Exercise instructions: Here are some records; quote them exactly, leaving out the pictures.

Figure data in JSON:
------------------------------------------------------------

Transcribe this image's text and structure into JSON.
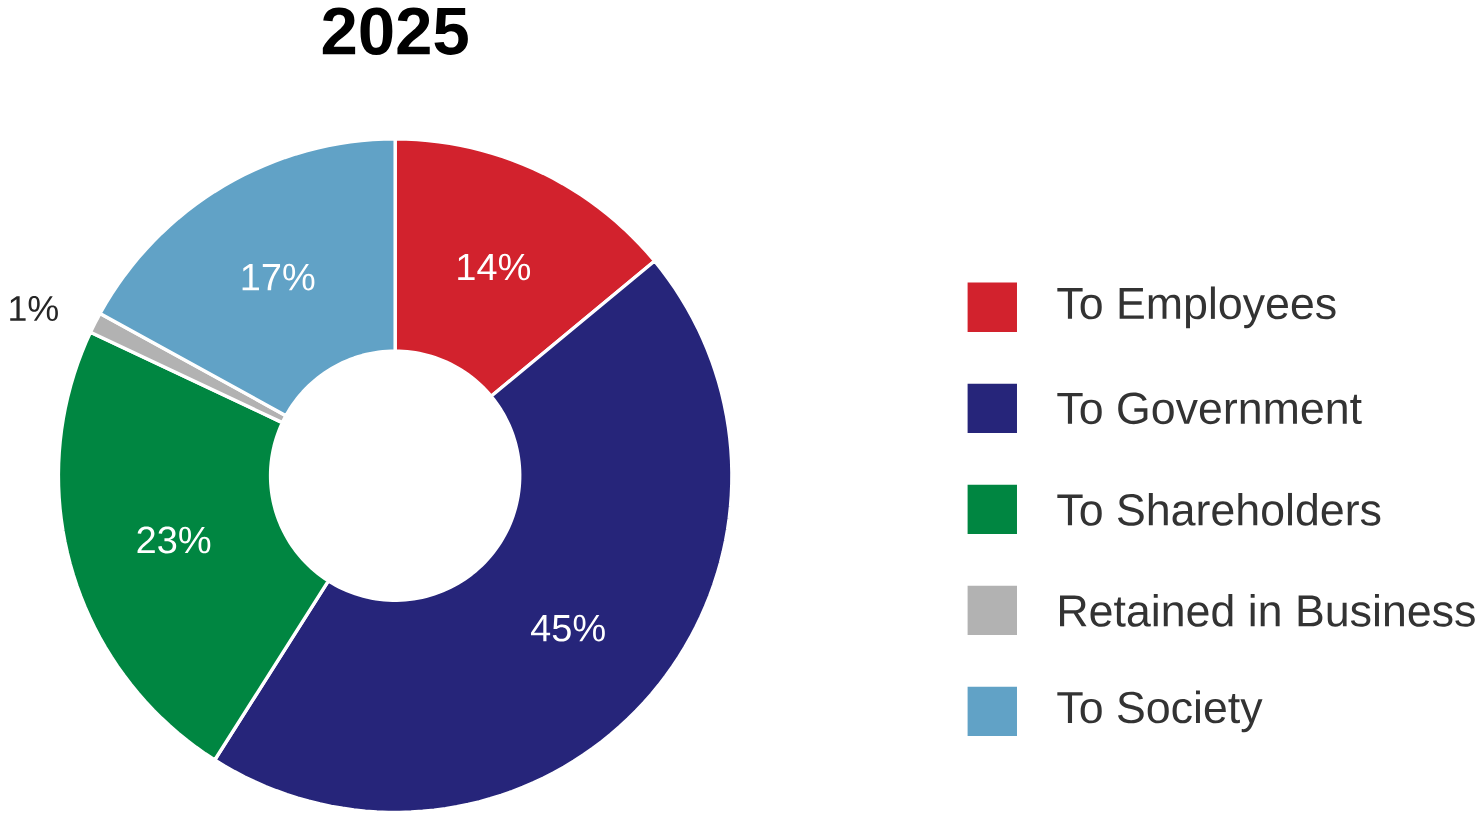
{
  "chart_data": {
    "type": "donut",
    "title": "2025",
    "categories": [
      "To Employees",
      "To Government",
      "To Shareholders",
      "Retained in Business",
      "To Society"
    ],
    "values": [
      14,
      45,
      23,
      1,
      17
    ],
    "value_labels": [
      "14%",
      "45%",
      "23%",
      "1%",
      "17%"
    ],
    "colors": [
      "#d2222d",
      "#26257a",
      "#008641",
      "#b2b2b2",
      "#61a2c6"
    ],
    "legend": "right"
  }
}
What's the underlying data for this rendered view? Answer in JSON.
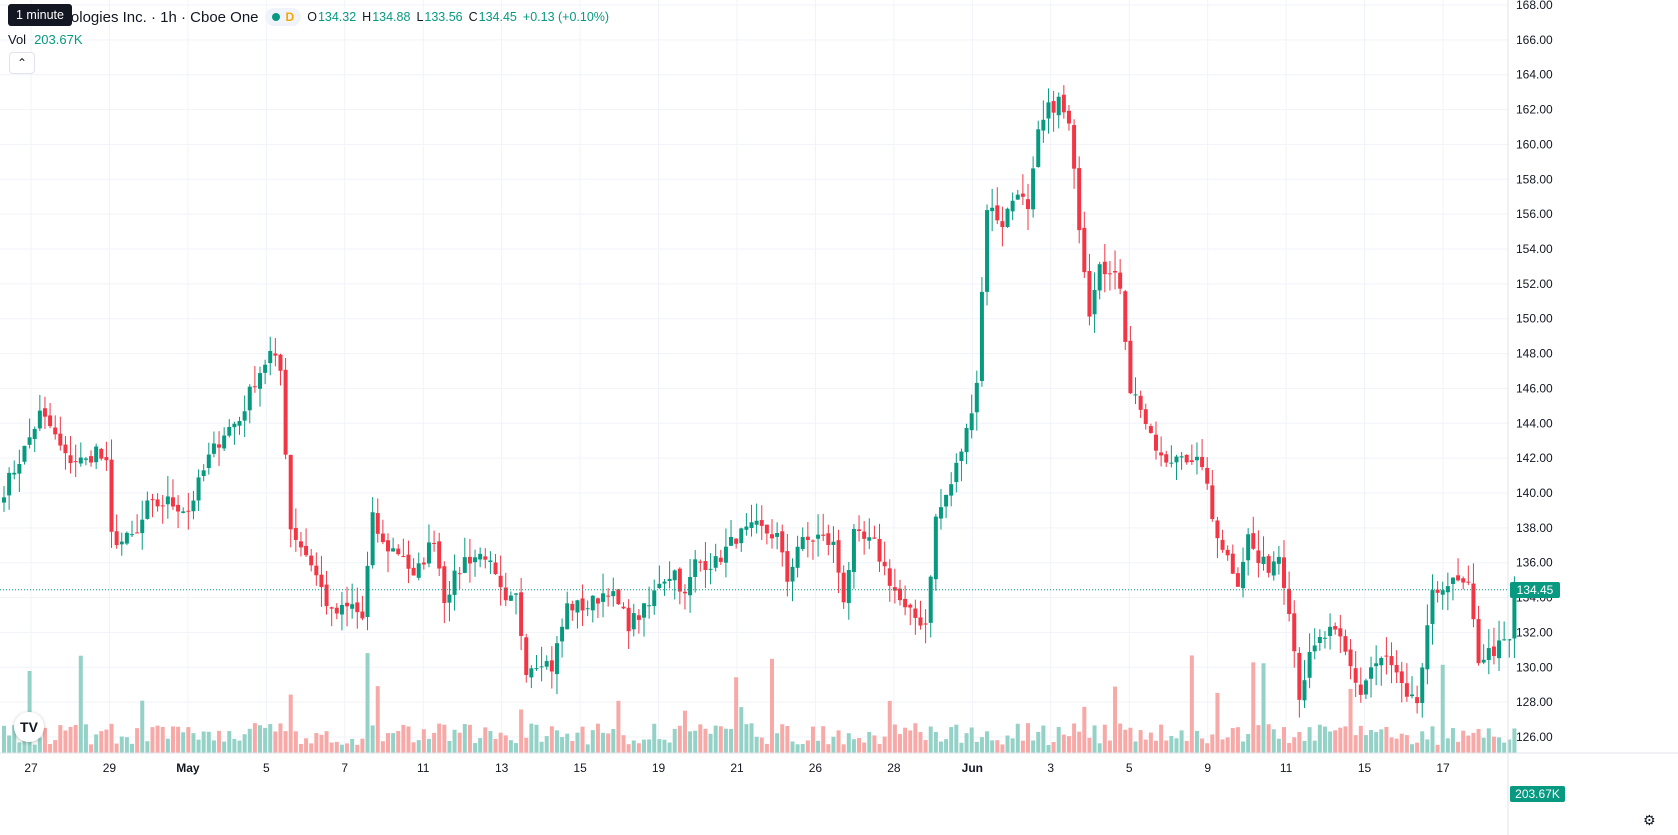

------------------------------------------------------------

Result of the task:
Transcribe this image's text and structure into JSON.
{
  "chart_data": {
    "type": "donut",
    "title": "2025",
    "categories": [
      "To Employees",
      "To Government",
      "To Shareholders",
      "Retained in Business",
      "To Society"
    ],
    "values": [
      14,
      45,
      23,
      1,
      17
    ],
    "value_labels": [
      "14%",
      "45%",
      "23%",
      "1%",
      "17%"
    ],
    "colors": [
      "#d2222d",
      "#26257a",
      "#008641",
      "#b2b2b2",
      "#61a2c6"
    ],
    "legend": "right"
  }
}
What's the underlying data for this rendered view? Answer in JSON.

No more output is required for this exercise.